--- Task description ---
Please say whether each statement below agrees with the post office rant, answering yes or no and quoting the words from the rant that decide it. 1. The writer moved to Van Nuys to attend graduate school. 2. The card about the warrant was meant for the writer. 3. The child support notices described at the end come from a court in Travis County.

Fuckin' Austin Post Office!!

I’m recovering from a near heart attack!

I moved out to Van Nuys, Calif. from Autin, Texas to attend graduate school. I stayed with a friend for a few weeks while I found my own place and got settled. Of course, I sent “change of address” cards to the various post offices in Austin that would handle my mail.

This evening my friend (with whom I stayed and who still getse some of my forwarded mail) calls and says he has some bad news. He’s just gotten a forwarded card in the mail from Austin sherrif’s dept. saying there’s a warrant out for my arrest.

JUST FUCKING GREAT!! Not only has this semester been piss poor, but now the Texas Rangers will show up on my door step and arrest me! :eek:

On closer observation, however, it turns out that the card is for a MICHAEL THOMAS (same last name, but my first name is very different!). Someone at the southside Austin post office didn’t look closely enough when comparing the names with the forwarded mail list and slapped it with my label.

Just fuckin’ great, Austin post office! Give me a fuckin’ heart attack!! How many other fuckin’ warrants have you mis-handled?

Sorry, it’s a lame rant, but damn, this one scared me! Just what I need, a warrant for my arrest ontop of everything else this semester has handed me! :frowning:

Join the club. I keep getting forwarded child support notices for some guy whose name is relatively similar to mine, from some court in Travis County. Apparently, Vaguely Similar Name Guy lived in the same apartment complex as me a couple years ago. I called the AG’s office one time to tell them to back the heck off, but I’m still getting the notices.

Items from a dataset:
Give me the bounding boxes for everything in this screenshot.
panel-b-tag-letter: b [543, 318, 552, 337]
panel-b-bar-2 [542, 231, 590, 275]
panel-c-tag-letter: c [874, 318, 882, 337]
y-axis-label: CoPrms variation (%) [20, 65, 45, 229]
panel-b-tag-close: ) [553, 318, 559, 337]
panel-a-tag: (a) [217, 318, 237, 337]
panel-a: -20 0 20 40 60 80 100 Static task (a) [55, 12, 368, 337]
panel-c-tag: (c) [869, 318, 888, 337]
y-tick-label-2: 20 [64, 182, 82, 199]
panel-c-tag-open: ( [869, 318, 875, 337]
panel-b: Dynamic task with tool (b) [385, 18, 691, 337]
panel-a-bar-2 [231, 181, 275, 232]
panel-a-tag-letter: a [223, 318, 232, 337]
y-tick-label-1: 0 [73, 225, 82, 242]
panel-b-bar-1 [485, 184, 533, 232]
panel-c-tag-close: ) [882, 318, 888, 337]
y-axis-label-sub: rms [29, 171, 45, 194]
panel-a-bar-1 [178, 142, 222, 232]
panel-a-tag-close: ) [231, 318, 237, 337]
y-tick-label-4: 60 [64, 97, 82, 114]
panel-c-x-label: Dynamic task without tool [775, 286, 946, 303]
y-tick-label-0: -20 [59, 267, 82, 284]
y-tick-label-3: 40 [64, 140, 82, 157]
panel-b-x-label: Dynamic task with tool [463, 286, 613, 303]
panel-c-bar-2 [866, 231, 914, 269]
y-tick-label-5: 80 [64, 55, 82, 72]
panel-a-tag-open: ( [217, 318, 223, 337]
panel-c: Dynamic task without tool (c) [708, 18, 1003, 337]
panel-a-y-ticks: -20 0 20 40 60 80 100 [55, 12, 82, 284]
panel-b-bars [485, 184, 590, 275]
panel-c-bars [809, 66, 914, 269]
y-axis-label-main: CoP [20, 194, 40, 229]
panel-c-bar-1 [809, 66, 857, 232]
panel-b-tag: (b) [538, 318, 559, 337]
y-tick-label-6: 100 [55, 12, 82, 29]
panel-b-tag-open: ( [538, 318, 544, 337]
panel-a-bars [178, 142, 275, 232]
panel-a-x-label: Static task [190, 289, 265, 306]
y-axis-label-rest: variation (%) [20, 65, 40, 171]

--- Task answer ---
1. Yes: "to attend graduate school"
2. No: "it turns out that the card is for a MICHAEL THOMAS (same last name, but my first name is very different!)"
3. Yes: "from some court in Travis County"